== DO THIS ==
Extract every line of the material that holds the string "dumbbell".

== RAW RECORDS ==
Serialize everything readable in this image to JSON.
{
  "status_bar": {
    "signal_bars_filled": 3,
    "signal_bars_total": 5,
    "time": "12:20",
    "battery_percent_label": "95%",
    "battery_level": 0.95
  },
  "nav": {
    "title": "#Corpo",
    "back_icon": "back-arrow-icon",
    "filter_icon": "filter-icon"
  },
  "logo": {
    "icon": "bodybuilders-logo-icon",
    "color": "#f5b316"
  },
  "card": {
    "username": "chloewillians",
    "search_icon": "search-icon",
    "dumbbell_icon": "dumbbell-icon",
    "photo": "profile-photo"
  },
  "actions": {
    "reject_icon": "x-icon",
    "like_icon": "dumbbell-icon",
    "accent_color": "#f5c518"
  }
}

== CORRECT ANSWER ==
    "dumbbell_icon": "dumbbell-icon",
    "like_icon": "dumbbell-icon",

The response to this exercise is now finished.